(Element boundary records)
>> begin

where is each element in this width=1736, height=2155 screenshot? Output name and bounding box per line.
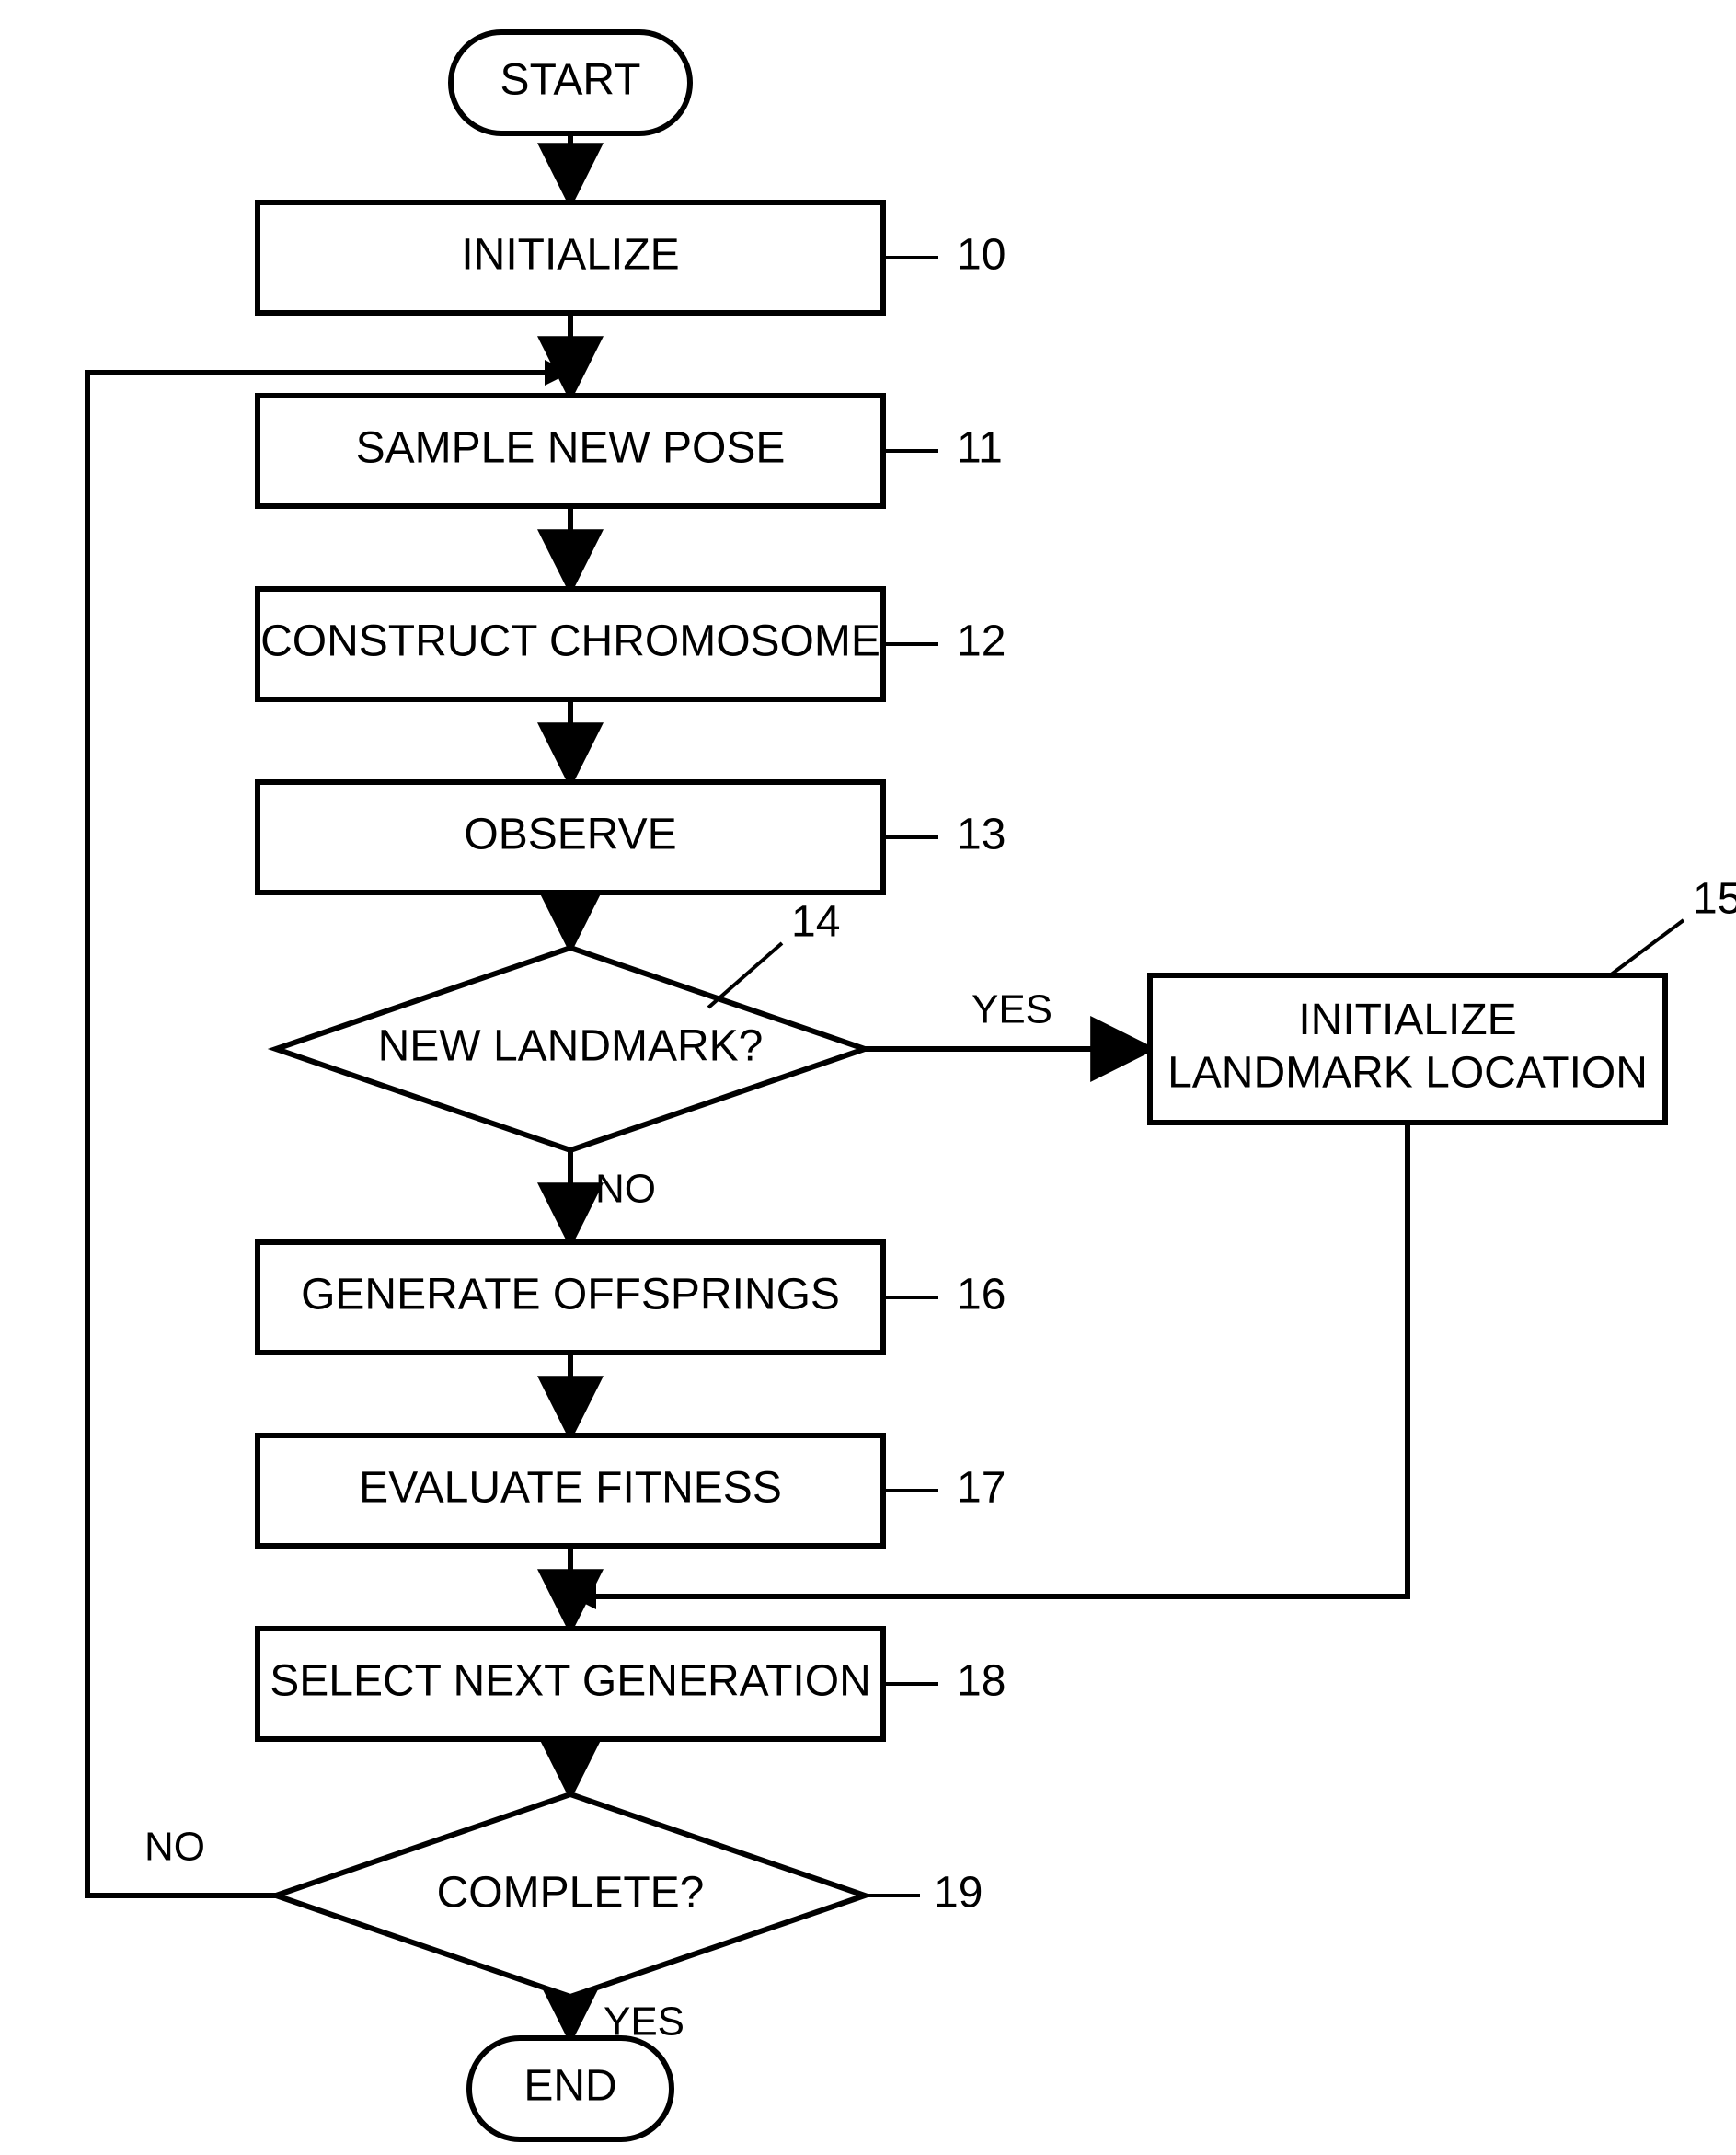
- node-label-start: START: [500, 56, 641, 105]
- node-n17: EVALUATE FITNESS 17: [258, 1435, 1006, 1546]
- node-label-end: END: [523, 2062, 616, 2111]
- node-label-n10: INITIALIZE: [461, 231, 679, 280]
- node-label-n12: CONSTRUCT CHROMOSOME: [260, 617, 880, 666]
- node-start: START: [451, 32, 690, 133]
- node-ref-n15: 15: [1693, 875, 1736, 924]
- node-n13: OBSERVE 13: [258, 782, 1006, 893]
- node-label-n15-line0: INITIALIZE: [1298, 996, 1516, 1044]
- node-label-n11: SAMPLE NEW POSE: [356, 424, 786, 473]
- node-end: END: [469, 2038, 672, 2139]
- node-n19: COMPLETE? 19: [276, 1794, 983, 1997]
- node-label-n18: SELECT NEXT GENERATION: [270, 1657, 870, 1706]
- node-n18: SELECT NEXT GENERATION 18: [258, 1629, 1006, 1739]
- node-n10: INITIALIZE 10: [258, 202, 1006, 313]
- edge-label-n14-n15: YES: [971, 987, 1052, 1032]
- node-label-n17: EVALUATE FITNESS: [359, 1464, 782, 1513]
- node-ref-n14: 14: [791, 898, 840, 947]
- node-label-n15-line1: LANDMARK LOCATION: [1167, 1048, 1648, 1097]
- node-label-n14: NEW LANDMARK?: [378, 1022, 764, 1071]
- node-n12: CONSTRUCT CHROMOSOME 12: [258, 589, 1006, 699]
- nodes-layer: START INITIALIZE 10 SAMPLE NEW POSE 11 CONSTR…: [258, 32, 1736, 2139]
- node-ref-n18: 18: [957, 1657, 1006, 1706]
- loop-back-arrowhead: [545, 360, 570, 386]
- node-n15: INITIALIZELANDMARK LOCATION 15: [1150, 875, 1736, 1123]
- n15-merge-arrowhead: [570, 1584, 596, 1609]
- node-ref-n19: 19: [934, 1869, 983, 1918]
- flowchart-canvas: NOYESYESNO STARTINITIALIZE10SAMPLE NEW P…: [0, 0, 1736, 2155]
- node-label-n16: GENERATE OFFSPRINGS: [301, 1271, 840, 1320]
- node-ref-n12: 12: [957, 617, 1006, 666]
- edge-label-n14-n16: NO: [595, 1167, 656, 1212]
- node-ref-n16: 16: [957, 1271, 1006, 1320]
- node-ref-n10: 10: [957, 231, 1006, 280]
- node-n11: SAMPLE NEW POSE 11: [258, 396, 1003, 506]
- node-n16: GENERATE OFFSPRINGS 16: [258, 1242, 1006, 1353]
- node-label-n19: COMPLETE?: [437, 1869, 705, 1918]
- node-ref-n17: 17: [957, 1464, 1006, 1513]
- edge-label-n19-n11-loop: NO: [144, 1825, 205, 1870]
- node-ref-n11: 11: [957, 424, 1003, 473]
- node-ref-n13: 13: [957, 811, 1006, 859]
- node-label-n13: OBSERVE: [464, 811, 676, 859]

>> end
>> begin

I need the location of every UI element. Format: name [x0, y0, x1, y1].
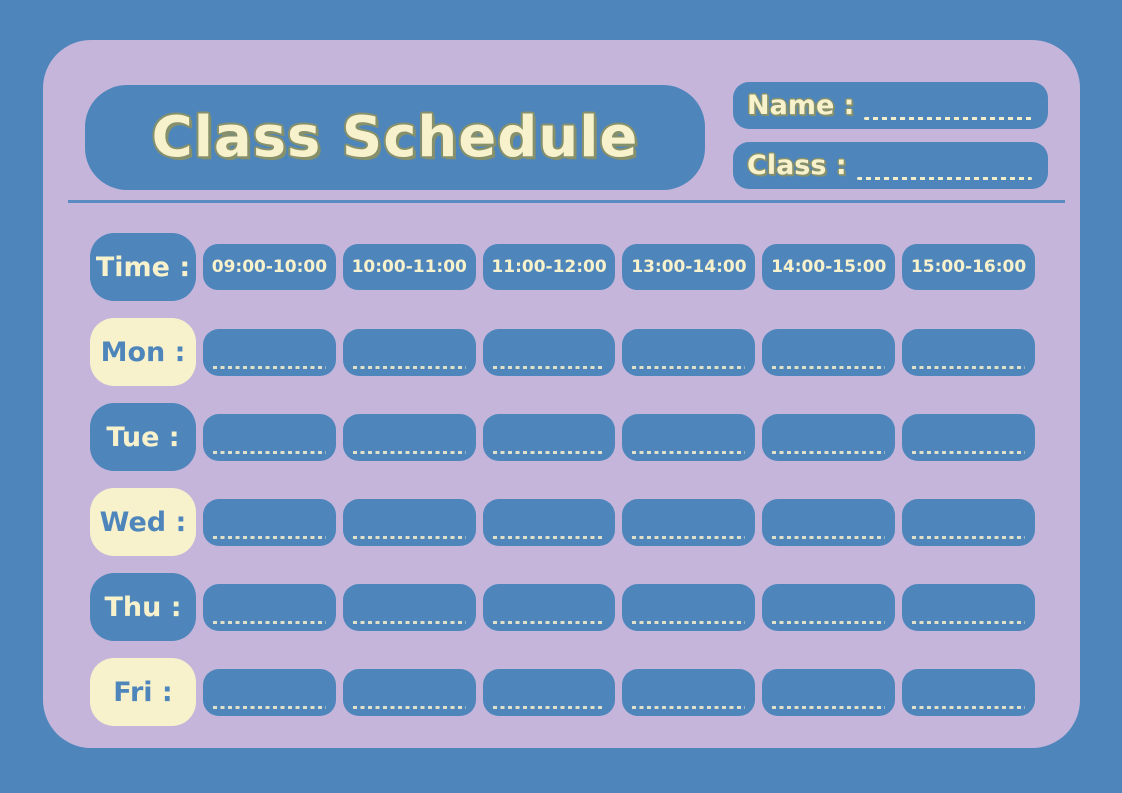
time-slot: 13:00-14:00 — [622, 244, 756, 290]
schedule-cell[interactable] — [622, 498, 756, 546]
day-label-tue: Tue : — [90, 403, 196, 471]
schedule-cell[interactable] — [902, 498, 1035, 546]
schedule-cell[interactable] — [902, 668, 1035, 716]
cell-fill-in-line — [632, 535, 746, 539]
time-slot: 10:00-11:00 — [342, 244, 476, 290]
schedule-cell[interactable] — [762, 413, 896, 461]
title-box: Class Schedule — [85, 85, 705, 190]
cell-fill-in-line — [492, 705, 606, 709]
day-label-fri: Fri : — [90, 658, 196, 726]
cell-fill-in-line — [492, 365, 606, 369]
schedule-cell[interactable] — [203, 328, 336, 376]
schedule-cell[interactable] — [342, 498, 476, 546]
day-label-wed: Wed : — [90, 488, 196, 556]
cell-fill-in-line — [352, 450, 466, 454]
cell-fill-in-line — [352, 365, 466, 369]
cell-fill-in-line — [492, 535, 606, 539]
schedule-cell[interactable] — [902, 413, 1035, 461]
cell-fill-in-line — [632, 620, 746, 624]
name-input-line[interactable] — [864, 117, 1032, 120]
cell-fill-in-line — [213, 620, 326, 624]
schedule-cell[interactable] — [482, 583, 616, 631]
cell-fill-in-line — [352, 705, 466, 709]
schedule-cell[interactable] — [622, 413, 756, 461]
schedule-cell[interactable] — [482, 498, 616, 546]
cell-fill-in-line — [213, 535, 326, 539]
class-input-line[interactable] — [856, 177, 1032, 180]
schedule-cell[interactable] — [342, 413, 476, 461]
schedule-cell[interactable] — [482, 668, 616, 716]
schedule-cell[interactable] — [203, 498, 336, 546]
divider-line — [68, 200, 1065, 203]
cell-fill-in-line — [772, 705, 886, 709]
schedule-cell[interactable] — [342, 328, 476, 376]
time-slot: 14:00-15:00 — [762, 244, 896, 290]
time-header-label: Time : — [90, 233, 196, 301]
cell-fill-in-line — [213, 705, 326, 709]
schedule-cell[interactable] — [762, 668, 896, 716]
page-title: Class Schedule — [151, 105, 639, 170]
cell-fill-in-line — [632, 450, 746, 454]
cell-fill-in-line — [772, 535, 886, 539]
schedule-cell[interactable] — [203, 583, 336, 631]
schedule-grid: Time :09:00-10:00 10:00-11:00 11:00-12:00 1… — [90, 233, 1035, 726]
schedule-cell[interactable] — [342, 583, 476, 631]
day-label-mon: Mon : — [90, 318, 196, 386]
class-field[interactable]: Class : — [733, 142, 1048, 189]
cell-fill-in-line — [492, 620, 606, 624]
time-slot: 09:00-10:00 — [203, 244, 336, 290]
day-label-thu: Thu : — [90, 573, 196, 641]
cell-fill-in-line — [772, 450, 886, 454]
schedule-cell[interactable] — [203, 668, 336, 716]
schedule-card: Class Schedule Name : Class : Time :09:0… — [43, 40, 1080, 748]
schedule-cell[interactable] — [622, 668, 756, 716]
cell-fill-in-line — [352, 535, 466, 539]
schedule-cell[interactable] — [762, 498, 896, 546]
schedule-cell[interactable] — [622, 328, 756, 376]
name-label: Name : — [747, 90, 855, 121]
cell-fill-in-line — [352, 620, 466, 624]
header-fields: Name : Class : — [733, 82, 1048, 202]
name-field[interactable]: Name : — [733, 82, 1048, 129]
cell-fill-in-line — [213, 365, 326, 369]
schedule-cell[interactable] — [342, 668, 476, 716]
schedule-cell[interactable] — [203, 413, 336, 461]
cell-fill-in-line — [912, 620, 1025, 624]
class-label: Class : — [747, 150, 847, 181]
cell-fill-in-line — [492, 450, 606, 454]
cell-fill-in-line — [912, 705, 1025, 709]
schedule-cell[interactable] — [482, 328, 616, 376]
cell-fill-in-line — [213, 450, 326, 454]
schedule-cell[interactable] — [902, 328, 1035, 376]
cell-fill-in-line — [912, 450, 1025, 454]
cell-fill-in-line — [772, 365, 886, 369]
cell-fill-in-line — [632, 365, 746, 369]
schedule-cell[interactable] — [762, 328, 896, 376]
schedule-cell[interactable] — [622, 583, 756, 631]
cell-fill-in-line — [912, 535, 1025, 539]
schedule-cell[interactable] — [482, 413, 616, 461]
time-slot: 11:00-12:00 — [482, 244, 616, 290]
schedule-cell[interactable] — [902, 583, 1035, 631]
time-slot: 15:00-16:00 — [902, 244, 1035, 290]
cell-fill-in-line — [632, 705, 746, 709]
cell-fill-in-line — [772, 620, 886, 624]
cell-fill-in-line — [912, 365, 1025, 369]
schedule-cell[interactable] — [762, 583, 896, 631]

>> end

Copy, without any change, the part of the records that opens with the line containing "- node-label-start: START: [500, 56, 641, 105]" and closes with the line containing "- node-label-n15-line0: INITIALIZE: [1298, 996, 1516, 1044]", including both of those lines.

### Response
- node-label-start: START: [500, 56, 641, 105]
- node-n17: EVALUATE FITNESS 17: [258, 1435, 1006, 1546]
- node-label-end: END: [523, 2062, 616, 2111]
- node-label-n10: INITIALIZE: [461, 231, 679, 280]
- node-label-n12: CONSTRUCT CHROMOSOME: [260, 617, 880, 666]
- node-start: START: [451, 32, 690, 133]
- node-ref-n15: 15: [1693, 875, 1736, 924]
- node-n13: OBSERVE 13: [258, 782, 1006, 893]
- node-label-n15-line0: INITIALIZE: [1298, 996, 1516, 1044]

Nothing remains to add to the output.